Exactly repeat all the records below, omitting the images they hold.

[Dataset entries]
┄┄┄┄┄┄┄┄┄┄

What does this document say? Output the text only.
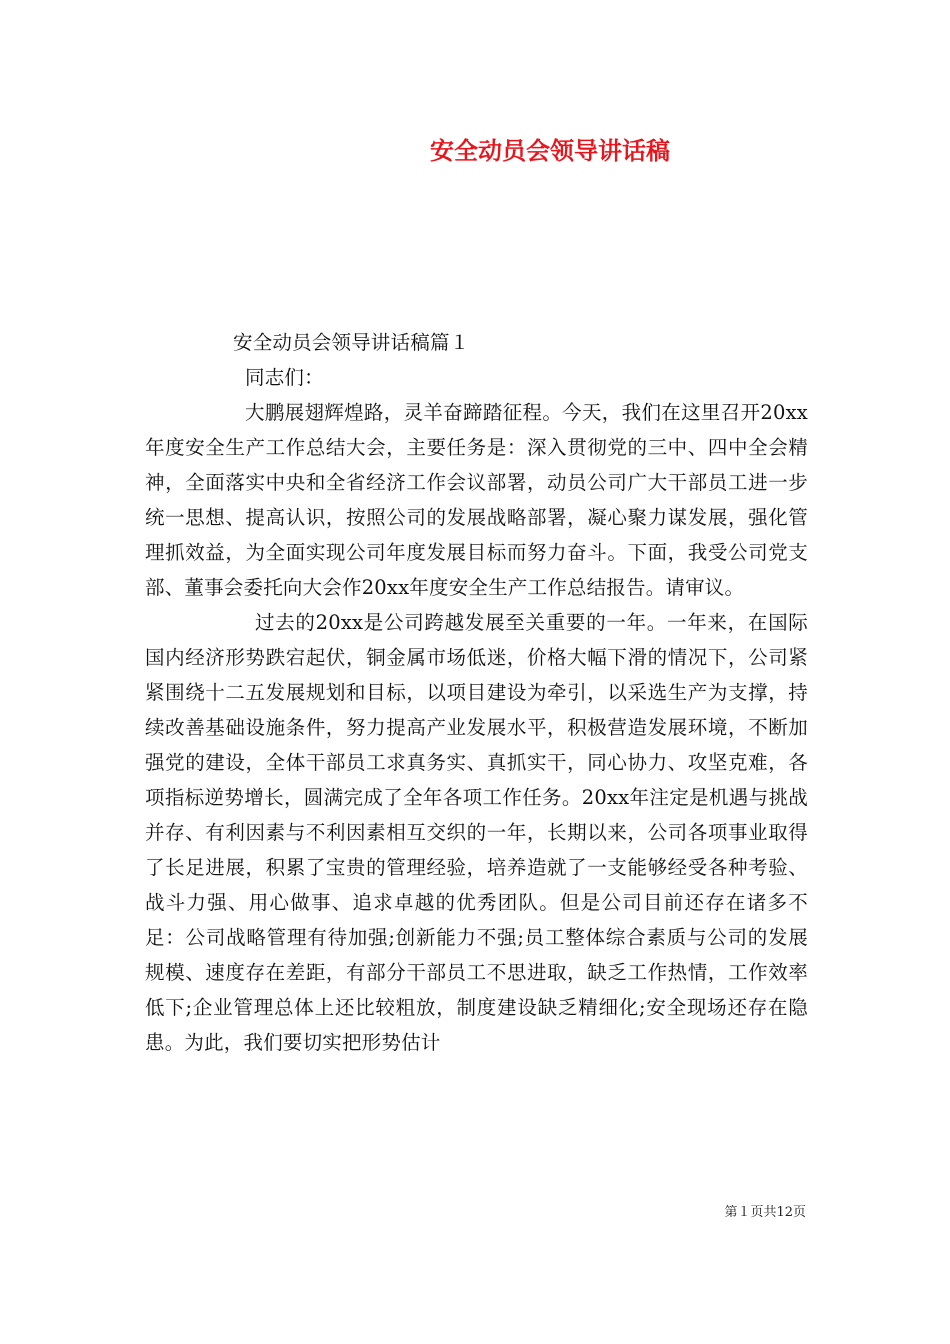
安全动员会领导讲话稿

安全动员会领导讲话稿篇１

同志们：

大鹏展翅辉煌路，灵羊奋蹄踏征程。今天，我们在这里召开20xx年度安全生产工作总结大会，主要任务是：深入贯彻党的三中、四中全会精神，全面落实中央和全省经济工作会议部署，动员公司广大干部员工进一步统一思想、提高认识，按照公司的发展战略部署，凝心聚力谋发展，强化管理抓效益，为全面实现公司年度发展目标而努力奋斗。下面，我受公司党支部、董事会委托向大会作20xx年度安全生产工作总结报告。请审议。

过去的20xx是公司跨越发展至关重要的一年。一年来，在国际国内经济形势跌宕起伏，铜金属市场低迷，价格大幅下滑的情况下，公司紧紧围绕十二五发展规划和目标，以项目建设为牵引，以采选生产为支撑，持续改善基础设施条件，努力提高产业发展水平，积极营造发展环境，不断加强党的建设，全体干部员工求真务实、真抓实干，同心协力、攻坚克难，各项指标逆势增长，圆满完成了全年各项工作任务。20xx年注定是机遇与挑战并存、有利因素与不利因素相互交织的一年，长期以来，公司各项事业取得了长足进展，积累了宝贵的管理经验，培养造就了一支能够经受各种考验、战斗力强、用心做事、追求卓越的优秀团队。但是公司目前还存在诸多不足：公司战略管理有待加强;创新能力不强;员工整体综合素质与公司的发展规模、速度存在差距，有部分干部员工不思进取，缺乏工作热情，工作效率低下;企业管理总体上还比较粗放，制度建设缺乏精细化;安全现场还存在隐患。为此，我们要切实把形势估计

第１页共12页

┄┄┄┄┄┄┄┄┄┄

**Exercise response:**
What does this document say? Output the text only.
安全动员会领导讲话稿

安全动员会领导讲话稿篇１

同志们：

大鹏展翅辉煌路，灵羊奋蹄踏征程。今天，我们在这里召开20xx年度安全生产工作总结大会，主要任务是：深入贯彻党的三中、四中全会精神，全面落实中央和全省经济工作会议部署，动员公司广大干部员工进一步统一思想、提高认识，按照公司的发展战略部署，凝心聚力谋发展，强化管理抓效益，为全面实现公司年度发展目标而努力奋斗。下面，我受公司党支部、董事会委托向大会作20xx年度安全生产工作总结报告。请审议。

过去的20xx是公司跨越发展至关重要的一年。一年来，在国际国内经济形势跌宕起伏，铜金属市场低迷，价格大幅下滑的情况下，公司紧紧围绕十二五发展规划和目标，以项目建设为牵引，以采选生产为支撑，持续改善基础设施条件，努力提高产业发展水平，积极营造发展环境，不断加强党的建设，全体干部员工求真务实、真抓实干，同心协力、攻坚克难，各项指标逆势增长，圆满完成了全年各项工作任务。20xx年注定是机遇与挑战并存、有利因素与不利因素相互交织的一年，长期以来，公司各项事业取得了长足进展，积累了宝贵的管理经验，培养造就了一支能够经受各种考验、战斗力强、用心做事、追求卓越的优秀团队。但是公司目前还存在诸多不足：公司战略管理有待加强;创新能力不强;员工整体综合素质与公司的发展规模、速度存在差距，有部分干部员工不思进取，缺乏工作热情，工作效率低下;企业管理总体上还比较粗放，制度建设缺乏精细化;安全现场还存在隐患。为此，我们要切实把形势估计

第１页共12页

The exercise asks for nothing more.